Exercise description: Reproduce this listing in full.

Chart and figure data:
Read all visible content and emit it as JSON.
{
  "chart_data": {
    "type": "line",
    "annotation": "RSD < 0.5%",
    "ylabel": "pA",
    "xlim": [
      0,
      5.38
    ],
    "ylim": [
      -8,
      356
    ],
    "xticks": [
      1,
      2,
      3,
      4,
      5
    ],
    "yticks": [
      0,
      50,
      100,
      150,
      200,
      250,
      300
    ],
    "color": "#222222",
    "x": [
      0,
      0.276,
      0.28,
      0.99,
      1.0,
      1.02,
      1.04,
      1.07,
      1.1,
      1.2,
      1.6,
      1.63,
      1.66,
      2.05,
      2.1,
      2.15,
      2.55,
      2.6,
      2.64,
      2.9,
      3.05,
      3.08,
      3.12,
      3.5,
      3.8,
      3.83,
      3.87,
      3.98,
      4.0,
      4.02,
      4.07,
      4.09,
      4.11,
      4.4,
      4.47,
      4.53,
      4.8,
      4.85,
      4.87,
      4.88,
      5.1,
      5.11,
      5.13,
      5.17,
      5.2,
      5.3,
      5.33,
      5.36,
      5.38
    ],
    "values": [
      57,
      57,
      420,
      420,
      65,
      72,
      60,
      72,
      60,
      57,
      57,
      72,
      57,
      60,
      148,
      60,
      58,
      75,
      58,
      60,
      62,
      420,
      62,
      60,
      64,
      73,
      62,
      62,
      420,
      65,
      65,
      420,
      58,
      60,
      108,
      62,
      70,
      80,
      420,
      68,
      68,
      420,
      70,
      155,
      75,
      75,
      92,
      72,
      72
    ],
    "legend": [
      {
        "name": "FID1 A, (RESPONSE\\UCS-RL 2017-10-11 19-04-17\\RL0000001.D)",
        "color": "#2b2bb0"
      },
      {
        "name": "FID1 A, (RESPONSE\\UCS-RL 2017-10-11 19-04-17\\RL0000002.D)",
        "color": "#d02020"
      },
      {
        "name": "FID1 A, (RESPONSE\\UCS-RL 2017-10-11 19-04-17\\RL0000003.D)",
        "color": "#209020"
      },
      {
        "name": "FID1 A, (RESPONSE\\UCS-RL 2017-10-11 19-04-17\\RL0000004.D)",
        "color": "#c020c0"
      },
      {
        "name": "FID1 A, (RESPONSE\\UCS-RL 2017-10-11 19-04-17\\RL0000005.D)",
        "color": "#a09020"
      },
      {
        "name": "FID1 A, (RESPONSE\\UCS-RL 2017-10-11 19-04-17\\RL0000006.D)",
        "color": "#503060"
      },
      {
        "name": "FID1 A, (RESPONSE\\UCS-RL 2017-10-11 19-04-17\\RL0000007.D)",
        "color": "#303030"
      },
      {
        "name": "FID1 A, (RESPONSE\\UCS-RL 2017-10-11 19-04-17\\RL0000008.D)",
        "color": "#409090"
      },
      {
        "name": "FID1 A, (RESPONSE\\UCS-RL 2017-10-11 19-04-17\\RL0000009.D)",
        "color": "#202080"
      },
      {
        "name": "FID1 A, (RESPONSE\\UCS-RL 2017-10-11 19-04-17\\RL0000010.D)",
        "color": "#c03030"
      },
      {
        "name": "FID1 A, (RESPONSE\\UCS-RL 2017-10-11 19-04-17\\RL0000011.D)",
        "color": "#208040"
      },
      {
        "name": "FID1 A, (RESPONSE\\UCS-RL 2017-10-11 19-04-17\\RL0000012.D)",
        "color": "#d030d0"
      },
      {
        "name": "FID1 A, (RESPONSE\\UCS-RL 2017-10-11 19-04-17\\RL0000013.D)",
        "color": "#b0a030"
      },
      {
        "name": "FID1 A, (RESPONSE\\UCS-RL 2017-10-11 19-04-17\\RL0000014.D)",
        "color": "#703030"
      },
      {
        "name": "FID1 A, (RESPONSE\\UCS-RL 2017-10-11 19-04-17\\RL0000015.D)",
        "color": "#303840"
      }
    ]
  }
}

Result:
Read all visible content and emit it as JSON.
{
  "chart_data": {
    "type": "line",
    "annotation": "RSD < 0.5%",
    "ylabel": "pA",
    "xlim": [
      0,
      5.38
    ],
    "ylim": [
      -8,
      356
    ],
    "xticks": [
      1,
      2,
      3,
      4,
      5
    ],
    "yticks": [
      0,
      50,
      100,
      150,
      200,
      250,
      300
    ],
    "color": "#222222",
    "x": [
      0,
      0.276,
      0.28,
      0.99,
      1.0,
      1.02,
      1.04,
      1.07,
      1.1,
      1.2,
      1.6,
      1.63,
      1.66,
      2.05,
      2.1,
      2.15,
      2.55,
      2.6,
      2.64,
      2.9,
      3.05,
      3.08,
      3.12,
      3.5,
      3.8,
      3.83,
      3.87,
      3.98,
      4.0,
      4.02,
      4.07,
      4.09,
      4.11,
      4.4,
      4.47,
      4.53,
      4.8,
      4.85,
      4.87,
      4.88,
      5.1,
      5.11,
      5.13,
      5.17,
      5.2,
      5.3,
      5.33,
      5.36,
      5.38
    ],
    "values": [
      57,
      57,
      420,
      420,
      65,
      72,
      60,
      72,
      60,
      57,
      57,
      72,
      57,
      60,
      148,
      60,
      58,
      75,
      58,
      60,
      62,
      420,
      62,
      60,
      64,
      73,
      62,
      62,
      420,
      65,
      65,
      420,
      58,
      60,
      108,
      62,
      70,
      80,
      420,
      68,
      68,
      420,
      70,
      155,
      75,
      75,
      92,
      72,
      72
    ],
    "legend": [
      {
        "name": "FID1 A, (RESPONSE\\UCS-RL 2017-10-11 19-04-17\\RL0000001.D)",
        "color": "#2b2bb0"
      },
      {
        "name": "FID1 A, (RESPONSE\\UCS-RL 2017-10-11 19-04-17\\RL0000002.D)",
        "color": "#d02020"
      },
      {
        "name": "FID1 A, (RESPONSE\\UCS-RL 2017-10-11 19-04-17\\RL0000003.D)",
        "color": "#209020"
      },
      {
        "name": "FID1 A, (RESPONSE\\UCS-RL 2017-10-11 19-04-17\\RL0000004.D)",
        "color": "#c020c0"
      },
      {
        "name": "FID1 A, (RESPONSE\\UCS-RL 2017-10-11 19-04-17\\RL0000005.D)",
        "color": "#a09020"
      },
      {
        "name": "FID1 A, (RESPONSE\\UCS-RL 2017-10-11 19-04-17\\RL0000006.D)",
        "color": "#503060"
      },
      {
        "name": "FID1 A, (RESPONSE\\UCS-RL 2017-10-11 19-04-17\\RL0000007.D)",
        "color": "#303030"
      },
      {
        "name": "FID1 A, (RESPONSE\\UCS-RL 2017-10-11 19-04-17\\RL0000008.D)",
        "color": "#409090"
      },
      {
        "name": "FID1 A, (RESPONSE\\UCS-RL 2017-10-11 19-04-17\\RL0000009.D)",
        "color": "#202080"
      },
      {
        "name": "FID1 A, (RESPONSE\\UCS-RL 2017-10-11 19-04-17\\RL0000010.D)",
        "color": "#c03030"
      },
      {
        "name": "FID1 A, (RESPONSE\\UCS-RL 2017-10-11 19-04-17\\RL0000011.D)",
        "color": "#208040"
      },
      {
        "name": "FID1 A, (RESPONSE\\UCS-RL 2017-10-11 19-04-17\\RL0000012.D)",
        "color": "#d030d0"
      },
      {
        "name": "FID1 A, (RESPONSE\\UCS-RL 2017-10-11 19-04-17\\RL0000013.D)",
        "color": "#b0a030"
      },
      {
        "name": "FID1 A, (RESPONSE\\UCS-RL 2017-10-11 19-04-17\\RL0000014.D)",
        "color": "#703030"
      },
      {
        "name": "FID1 A, (RESPONSE\\UCS-RL 2017-10-11 19-04-17\\RL0000015.D)",
        "color": "#303840"
      }
    ]
  }
}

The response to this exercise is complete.